## BEGIN

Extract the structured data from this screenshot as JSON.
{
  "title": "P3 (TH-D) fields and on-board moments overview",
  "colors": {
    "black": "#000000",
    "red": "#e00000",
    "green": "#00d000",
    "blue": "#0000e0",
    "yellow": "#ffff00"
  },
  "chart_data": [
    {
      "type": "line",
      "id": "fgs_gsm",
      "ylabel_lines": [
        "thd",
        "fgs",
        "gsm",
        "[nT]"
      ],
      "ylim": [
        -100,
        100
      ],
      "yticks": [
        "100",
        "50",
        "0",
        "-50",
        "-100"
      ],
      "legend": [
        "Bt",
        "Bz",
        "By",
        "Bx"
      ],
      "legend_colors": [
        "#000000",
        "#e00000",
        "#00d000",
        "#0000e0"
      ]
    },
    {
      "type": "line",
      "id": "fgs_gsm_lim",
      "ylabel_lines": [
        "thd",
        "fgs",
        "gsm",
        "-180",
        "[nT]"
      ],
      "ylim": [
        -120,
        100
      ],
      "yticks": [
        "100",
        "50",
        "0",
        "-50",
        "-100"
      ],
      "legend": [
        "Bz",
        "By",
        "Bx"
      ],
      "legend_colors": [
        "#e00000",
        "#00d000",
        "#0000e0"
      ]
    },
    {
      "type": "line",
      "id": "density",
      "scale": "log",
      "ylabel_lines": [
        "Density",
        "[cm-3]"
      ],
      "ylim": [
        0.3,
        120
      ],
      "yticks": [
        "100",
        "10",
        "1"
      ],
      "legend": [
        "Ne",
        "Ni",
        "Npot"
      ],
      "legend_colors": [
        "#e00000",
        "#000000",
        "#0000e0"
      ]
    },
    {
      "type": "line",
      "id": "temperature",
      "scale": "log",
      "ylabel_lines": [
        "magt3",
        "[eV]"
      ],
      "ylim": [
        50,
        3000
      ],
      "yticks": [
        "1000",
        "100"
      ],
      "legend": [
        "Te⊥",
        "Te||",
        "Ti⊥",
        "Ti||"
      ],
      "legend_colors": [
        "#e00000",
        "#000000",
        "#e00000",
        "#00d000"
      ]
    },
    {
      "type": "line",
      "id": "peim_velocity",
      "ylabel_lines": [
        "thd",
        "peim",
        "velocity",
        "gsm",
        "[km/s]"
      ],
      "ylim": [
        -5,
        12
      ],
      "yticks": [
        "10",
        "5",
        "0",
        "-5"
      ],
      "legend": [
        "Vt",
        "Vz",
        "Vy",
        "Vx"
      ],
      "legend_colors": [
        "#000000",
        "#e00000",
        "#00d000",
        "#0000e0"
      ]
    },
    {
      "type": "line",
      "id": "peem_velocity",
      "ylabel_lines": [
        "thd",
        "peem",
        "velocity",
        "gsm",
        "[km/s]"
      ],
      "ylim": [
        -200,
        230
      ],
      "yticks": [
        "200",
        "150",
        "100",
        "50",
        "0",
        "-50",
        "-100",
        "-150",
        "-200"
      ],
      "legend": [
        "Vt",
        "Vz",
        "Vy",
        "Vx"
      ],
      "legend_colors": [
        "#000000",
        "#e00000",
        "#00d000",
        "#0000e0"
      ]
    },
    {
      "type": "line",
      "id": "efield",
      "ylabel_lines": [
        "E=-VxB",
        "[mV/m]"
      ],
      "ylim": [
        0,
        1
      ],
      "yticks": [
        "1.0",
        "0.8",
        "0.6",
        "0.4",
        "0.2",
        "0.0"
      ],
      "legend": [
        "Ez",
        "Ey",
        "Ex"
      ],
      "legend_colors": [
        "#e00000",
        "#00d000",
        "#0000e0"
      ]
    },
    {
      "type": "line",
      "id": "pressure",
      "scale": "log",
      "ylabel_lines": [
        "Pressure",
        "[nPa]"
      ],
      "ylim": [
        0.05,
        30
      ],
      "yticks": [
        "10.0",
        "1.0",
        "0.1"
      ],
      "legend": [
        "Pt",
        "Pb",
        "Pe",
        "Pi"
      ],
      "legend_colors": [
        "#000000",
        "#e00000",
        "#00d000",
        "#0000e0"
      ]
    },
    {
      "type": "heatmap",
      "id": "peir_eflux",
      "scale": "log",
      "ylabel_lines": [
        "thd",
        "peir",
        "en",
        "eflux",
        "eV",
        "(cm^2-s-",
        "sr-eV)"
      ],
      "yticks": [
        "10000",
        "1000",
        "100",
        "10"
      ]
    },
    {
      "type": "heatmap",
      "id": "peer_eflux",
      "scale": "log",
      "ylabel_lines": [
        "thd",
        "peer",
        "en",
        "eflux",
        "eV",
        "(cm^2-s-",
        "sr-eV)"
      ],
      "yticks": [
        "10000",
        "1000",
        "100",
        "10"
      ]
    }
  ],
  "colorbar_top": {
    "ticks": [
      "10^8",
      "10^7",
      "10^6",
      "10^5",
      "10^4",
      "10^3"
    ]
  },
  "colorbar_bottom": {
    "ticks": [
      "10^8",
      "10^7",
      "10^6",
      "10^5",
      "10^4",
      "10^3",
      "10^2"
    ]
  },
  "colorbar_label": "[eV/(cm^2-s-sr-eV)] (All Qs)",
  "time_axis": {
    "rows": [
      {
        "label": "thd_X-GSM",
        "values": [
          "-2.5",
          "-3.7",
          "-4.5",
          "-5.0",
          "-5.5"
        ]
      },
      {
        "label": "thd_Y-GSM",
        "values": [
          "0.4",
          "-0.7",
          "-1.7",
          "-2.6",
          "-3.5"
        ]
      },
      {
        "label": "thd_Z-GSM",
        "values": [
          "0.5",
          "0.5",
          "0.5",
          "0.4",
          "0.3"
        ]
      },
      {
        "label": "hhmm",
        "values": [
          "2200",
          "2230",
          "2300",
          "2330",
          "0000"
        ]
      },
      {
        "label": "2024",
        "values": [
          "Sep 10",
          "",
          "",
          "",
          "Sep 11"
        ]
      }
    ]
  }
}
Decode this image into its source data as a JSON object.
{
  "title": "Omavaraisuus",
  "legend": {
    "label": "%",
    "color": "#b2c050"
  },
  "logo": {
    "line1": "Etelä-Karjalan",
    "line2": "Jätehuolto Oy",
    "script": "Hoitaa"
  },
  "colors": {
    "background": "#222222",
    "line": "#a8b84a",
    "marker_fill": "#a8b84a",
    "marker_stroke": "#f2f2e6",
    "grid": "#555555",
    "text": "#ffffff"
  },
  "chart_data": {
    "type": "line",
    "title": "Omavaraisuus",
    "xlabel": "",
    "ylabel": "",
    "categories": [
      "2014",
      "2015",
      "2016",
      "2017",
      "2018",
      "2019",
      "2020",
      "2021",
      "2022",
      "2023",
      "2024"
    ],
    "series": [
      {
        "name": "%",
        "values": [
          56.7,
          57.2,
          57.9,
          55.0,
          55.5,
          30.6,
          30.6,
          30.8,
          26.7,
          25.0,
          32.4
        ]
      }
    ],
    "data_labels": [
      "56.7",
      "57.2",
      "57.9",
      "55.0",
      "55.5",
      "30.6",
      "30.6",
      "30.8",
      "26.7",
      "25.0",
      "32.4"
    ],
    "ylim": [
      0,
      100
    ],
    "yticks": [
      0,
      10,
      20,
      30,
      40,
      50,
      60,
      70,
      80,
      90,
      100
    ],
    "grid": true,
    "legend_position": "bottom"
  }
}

## END

- **Problem requirements**:
Set down each entry again, unchanged.

- **Result**:
Extract the structured data from this screenshot as JSON.
{
  "title": "P3 (TH-D) fields and on-board moments overview",
  "colors": {
    "black": "#000000",
    "red": "#e00000",
    "green": "#00d000",
    "blue": "#0000e0",
    "yellow": "#ffff00"
  },
  "chart_data": [
    {
      "type": "line",
      "id": "fgs_gsm",
      "ylabel_lines": [
        "thd",
        "fgs",
        "gsm",
        "[nT]"
      ],
      "ylim": [
        -100,
        100
      ],
      "yticks": [
        "100",
        "50",
        "0",
        "-50",
        "-100"
      ],
      "legend": [
        "Bt",
        "Bz",
        "By",
        "Bx"
      ],
      "legend_colors": [
        "#000000",
        "#e00000",
        "#00d000",
        "#0000e0"
      ]
    },
    {
      "type": "line",
      "id": "fgs_gsm_lim",
      "ylabel_lines": [
        "thd",
        "fgs",
        "gsm",
        "-180",
        "[nT]"
      ],
      "ylim": [
        -120,
        100
      ],
      "yticks": [
        "100",
        "50",
        "0",
        "-50",
        "-100"
      ],
      "legend": [
        "Bz",
        "By",
        "Bx"
      ],
      "legend_colors": [
        "#e00000",
        "#00d000",
        "#0000e0"
      ]
    },
    {
      "type": "line",
      "id": "density",
      "scale": "log",
      "ylabel_lines": [
        "Density",
        "[cm-3]"
      ],
      "ylim": [
        0.3,
        120
      ],
      "yticks": [
        "100",
        "10",
        "1"
      ],
      "legend": [
        "Ne",
        "Ni",
        "Npot"
      ],
      "legend_colors": [
        "#e00000",
        "#000000",
        "#0000e0"
      ]
    },
    {
      "type": "line",
      "id": "temperature",
      "scale": "log",
      "ylabel_lines": [
        "magt3",
        "[eV]"
      ],
      "ylim": [
        50,
        3000
      ],
      "yticks": [
        "1000",
        "100"
      ],
      "legend": [
        "Te⊥",
        "Te||",
        "Ti⊥",
        "Ti||"
      ],
      "legend_colors": [
        "#e00000",
        "#000000",
        "#e00000",
        "#00d000"
      ]
    },
    {
      "type": "line",
      "id": "peim_velocity",
      "ylabel_lines": [
        "thd",
        "peim",
        "velocity",
        "gsm",
        "[km/s]"
      ],
      "ylim": [
        -5,
        12
      ],
      "yticks": [
        "10",
        "5",
        "0",
        "-5"
      ],
      "legend": [
        "Vt",
        "Vz",
        "Vy",
        "Vx"
      ],
      "legend_colors": [
        "#000000",
        "#e00000",
        "#00d000",
        "#0000e0"
      ]
    },
    {
      "type": "line",
      "id": "peem_velocity",
      "ylabel_lines": [
        "thd",
        "peem",
        "velocity",
        "gsm",
        "[km/s]"
      ],
      "ylim": [
        -200,
        230
      ],
      "yticks": [
        "200",
        "150",
        "100",
        "50",
        "0",
        "-50",
        "-100",
        "-150",
        "-200"
      ],
      "legend": [
        "Vt",
        "Vz",
        "Vy",
        "Vx"
      ],
      "legend_colors": [
        "#000000",
        "#e00000",
        "#00d000",
        "#0000e0"
      ]
    },
    {
      "type": "line",
      "id": "efield",
      "ylabel_lines": [
        "E=-VxB",
        "[mV/m]"
      ],
      "ylim": [
        0,
        1
      ],
      "yticks": [
        "1.0",
        "0.8",
        "0.6",
        "0.4",
        "0.2",
        "0.0"
      ],
      "legend": [
        "Ez",
        "Ey",
        "Ex"
      ],
      "legend_colors": [
        "#e00000",
        "#00d000",
        "#0000e0"
      ]
    },
    {
      "type": "line",
      "id": "pressure",
      "scale": "log",
      "ylabel_lines": [
        "Pressure",
        "[nPa]"
      ],
      "ylim": [
        0.05,
        30
      ],
      "yticks": [
        "10.0",
        "1.0",
        "0.1"
      ],
      "legend": [
        "Pt",
        "Pb",
        "Pe",
        "Pi"
      ],
      "legend_colors": [
        "#000000",
        "#e00000",
        "#00d000",
        "#0000e0"
      ]
    },
    {
      "type": "heatmap",
      "id": "peir_eflux",
      "scale": "log",
      "ylabel_lines": [
        "thd",
        "peir",
        "en",
        "eflux",
        "eV",
        "(cm^2-s-",
        "sr-eV)"
      ],
      "yticks": [
        "10000",
        "1000",
        "100",
        "10"
      ]
    },
    {
      "type": "heatmap",
      "id": "peer_eflux",
      "scale": "log",
      "ylabel_lines": [
        "thd",
        "peer",
        "en",
        "eflux",
        "eV",
        "(cm^2-s-",
        "sr-eV)"
      ],
      "yticks": [
        "10000",
        "1000",
        "100",
        "10"
      ]
    }
  ],
  "colorbar_top": {
    "ticks": [
      "10^8",
      "10^7",
      "10^6",
      "10^5",
      "10^4",
      "10^3"
    ]
  },
  "colorbar_bottom": {
    "ticks": [
      "10^8",
      "10^7",
      "10^6",
      "10^5",
      "10^4",
      "10^3",
      "10^2"
    ]
  },
  "colorbar_label": "[eV/(cm^2-s-sr-eV)] (All Qs)",
  "time_axis": {
    "rows": [
      {
        "label": "thd_X-GSM",
        "values": [
          "-2.5",
          "-3.7",
          "-4.5",
          "-5.0",
          "-5.5"
        ]
      },
      {
        "label": "thd_Y-GSM",
        "values": [
          "0.4",
          "-0.7",
          "-1.7",
          "-2.6",
          "-3.5"
        ]
      },
      {
        "label": "thd_Z-GSM",
        "values": [
          "0.5",
          "0.5",
          "0.5",
          "0.4",
          "0.3"
        ]
      },
      {
        "label": "hhmm",
        "values": [
          "2200",
          "2230",
          "2300",
          "2330",
          "0000"
        ]
      },
      {
        "label": "2024",
        "values": [
          "Sep 10",
          "",
          "",
          "",
          "Sep 11"
        ]
      }
    ]
  }
}
Decode this image into its source data as a JSON object.
{
  "title": "Omavaraisuus",
  "legend": {
    "label": "%",
    "color": "#b2c050"
  },
  "logo": {
    "line1": "Etelä-Karjalan",
    "line2": "Jätehuolto Oy",
    "script": "Hoitaa"
  },
  "colors": {
    "background": "#222222",
    "line": "#a8b84a",
    "marker_fill": "#a8b84a",
    "marker_stroke": "#f2f2e6",
    "grid": "#555555",
    "text": "#ffffff"
  },
  "chart_data": {
    "type": "line",
    "title": "Omavaraisuus",
    "xlabel": "",
    "ylabel": "",
    "categories": [
      "2014",
      "2015",
      "2016",
      "2017",
      "2018",
      "2019",
      "2020",
      "2021",
      "2022",
      "2023",
      "2024"
    ],
    "series": [
      {
        "name": "%",
        "values": [
          56.7,
          57.2,
          57.9,
          55.0,
          55.5,
          30.6,
          30.6,
          30.8,
          26.7,
          25.0,
          32.4
        ]
      }
    ],
    "data_labels": [
      "56.7",
      "57.2",
      "57.9",
      "55.0",
      "55.5",
      "30.6",
      "30.6",
      "30.8",
      "26.7",
      "25.0",
      "32.4"
    ],
    "ylim": [
      0,
      100
    ],
    "yticks": [
      0,
      10,
      20,
      30,
      40,
      50,
      60,
      70,
      80,
      90,
      100
    ],
    "grid": true,
    "legend_position": "bottom"
  }
}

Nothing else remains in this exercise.